## RECORDS FOR THE EXERCISE
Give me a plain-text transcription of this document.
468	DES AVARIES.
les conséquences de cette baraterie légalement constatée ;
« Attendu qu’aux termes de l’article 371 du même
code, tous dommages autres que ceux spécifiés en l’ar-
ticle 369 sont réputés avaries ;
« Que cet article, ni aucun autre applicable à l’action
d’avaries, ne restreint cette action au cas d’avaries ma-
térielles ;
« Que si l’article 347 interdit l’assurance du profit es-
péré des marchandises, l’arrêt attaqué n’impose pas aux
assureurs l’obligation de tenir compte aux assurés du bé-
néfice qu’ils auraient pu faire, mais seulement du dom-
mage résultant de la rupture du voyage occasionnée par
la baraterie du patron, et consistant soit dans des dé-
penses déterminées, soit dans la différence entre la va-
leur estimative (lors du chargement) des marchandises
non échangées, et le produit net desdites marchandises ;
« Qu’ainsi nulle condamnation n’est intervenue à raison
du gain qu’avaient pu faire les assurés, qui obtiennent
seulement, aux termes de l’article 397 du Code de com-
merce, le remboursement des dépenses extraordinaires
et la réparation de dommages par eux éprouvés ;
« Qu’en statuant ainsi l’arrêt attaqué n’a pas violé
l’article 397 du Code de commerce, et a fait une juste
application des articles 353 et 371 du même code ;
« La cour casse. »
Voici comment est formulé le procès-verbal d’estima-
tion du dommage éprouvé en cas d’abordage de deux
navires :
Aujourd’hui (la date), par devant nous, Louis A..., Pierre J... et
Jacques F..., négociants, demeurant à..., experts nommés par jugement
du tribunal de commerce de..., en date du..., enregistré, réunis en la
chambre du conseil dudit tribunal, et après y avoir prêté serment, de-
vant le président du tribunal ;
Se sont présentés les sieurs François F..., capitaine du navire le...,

## EXERCISE INSTRUCTIONS
Give all the records again. Match them exactly.

## EXPECTED OUTPUT
Give me a plain-text transcription of this document.
468	DES AVARIES.
les conséquences de cette baraterie légalement constatée ;
« Attendu qu’aux termes de l’article 371 du même
code, tous dommages autres que ceux spécifiés en l’ar-
ticle 369 sont réputés avaries ;
« Que cet article, ni aucun autre applicable à l’action
d’avaries, ne restreint cette action au cas d’avaries ma-
térielles ;
« Que si l’article 347 interdit l’assurance du profit es-
péré des marchandises, l’arrêt attaqué n’impose pas aux
assureurs l’obligation de tenir compte aux assurés du bé-
néfice qu’ils auraient pu faire, mais seulement du dom-
mage résultant de la rupture du voyage occasionnée par
la baraterie du patron, et consistant soit dans des dé-
penses déterminées, soit dans la différence entre la va-
leur estimative (lors du chargement) des marchandises
non échangées, et le produit net desdites marchandises ;
« Qu’ainsi nulle condamnation n’est intervenue à raison
du gain qu’avaient pu faire les assurés, qui obtiennent
seulement, aux termes de l’article 397 du Code de com-
merce, le remboursement des dépenses extraordinaires
et la réparation de dommages par eux éprouvés ;
« Qu’en statuant ainsi l’arrêt attaqué n’a pas violé
l’article 397 du Code de commerce, et a fait une juste
application des articles 353 et 371 du même code ;
« La cour casse. »
Voici comment est formulé le procès-verbal d’estima-
tion du dommage éprouvé en cas d’abordage de deux
navires :
Aujourd’hui (la date), par devant nous, Louis A..., Pierre J... et
Jacques F..., négociants, demeurant à..., experts nommés par jugement
du tribunal de commerce de..., en date du..., enregistré, réunis en la
chambre du conseil dudit tribunal, et après y avoir prêté serment, de-
vant le président du tribunal ;
Se sont présentés les sieurs François F..., capitaine du navire le...,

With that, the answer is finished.